[EXERCISE DATA start]

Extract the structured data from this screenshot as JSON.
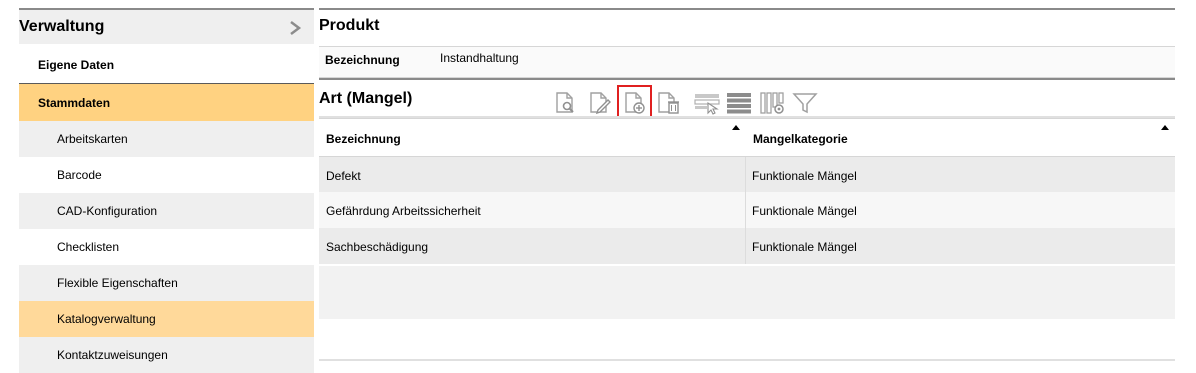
{
  "sidebar": {
    "title": "Verwaltung",
    "items": [
      {
        "label": "Eigene Daten"
      },
      {
        "label": "Stammdaten"
      },
      {
        "label": "Arbeitskarten"
      },
      {
        "label": "Barcode"
      },
      {
        "label": "CAD-Konfiguration"
      },
      {
        "label": "Checklisten"
      },
      {
        "label": "Flexible Eigenschaften"
      },
      {
        "label": "Katalogverwaltung"
      },
      {
        "label": "Kontaktzuweisungen"
      }
    ],
    "selected_color": "#ffd281",
    "highlight_color": "#ffd99a"
  },
  "product": {
    "title": "Produkt",
    "field_label": "Bezeichnung",
    "field_value": "Instandhaltung"
  },
  "art": {
    "title": "Art (Mangel)",
    "toolbar_icons": [
      "view-document-icon",
      "edit-document-icon",
      "add-document-icon",
      "delete-document-icon",
      "select-row-icon",
      "list-view-icon",
      "column-settings-icon",
      "filter-icon"
    ],
    "highlight_border_color": "#e02020"
  },
  "table": {
    "columns": [
      "Bezeichnung",
      "Mangelkategorie"
    ],
    "rows": [
      [
        "Defekt",
        "Funktionale Mängel"
      ],
      [
        "Gefährdung Arbeitssicherheit",
        "Funktionale Mängel"
      ],
      [
        "Sachbeschädigung",
        "Funktionale Mängel"
      ]
    ]
  }
}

[EXERCISE DATA end]

» WHAT YOU WILL DO
Keep every word of the data as it is when you write it out, but drop the pictures.

» TASK SOLUTION
Extract the structured data from this screenshot as JSON.
{
  "sidebar": {
    "title": "Verwaltung",
    "items": [
      {
        "label": "Eigene Daten"
      },
      {
        "label": "Stammdaten"
      },
      {
        "label": "Arbeitskarten"
      },
      {
        "label": "Barcode"
      },
      {
        "label": "CAD-Konfiguration"
      },
      {
        "label": "Checklisten"
      },
      {
        "label": "Flexible Eigenschaften"
      },
      {
        "label": "Katalogverwaltung"
      },
      {
        "label": "Kontaktzuweisungen"
      }
    ],
    "selected_color": "#ffd281",
    "highlight_color": "#ffd99a"
  },
  "product": {
    "title": "Produkt",
    "field_label": "Bezeichnung",
    "field_value": "Instandhaltung"
  },
  "art": {
    "title": "Art (Mangel)",
    "toolbar_icons": [
      "view-document-icon",
      "edit-document-icon",
      "add-document-icon",
      "delete-document-icon",
      "select-row-icon",
      "list-view-icon",
      "column-settings-icon",
      "filter-icon"
    ],
    "highlight_border_color": "#e02020"
  },
  "table": {
    "columns": [
      "Bezeichnung",
      "Mangelkategorie"
    ],
    "rows": [
      [
        "Defekt",
        "Funktionale Mängel"
      ],
      [
        "Gefährdung Arbeitssicherheit",
        "Funktionale Mängel"
      ],
      [
        "Sachbeschädigung",
        "Funktionale Mängel"
      ]
    ]
  }
}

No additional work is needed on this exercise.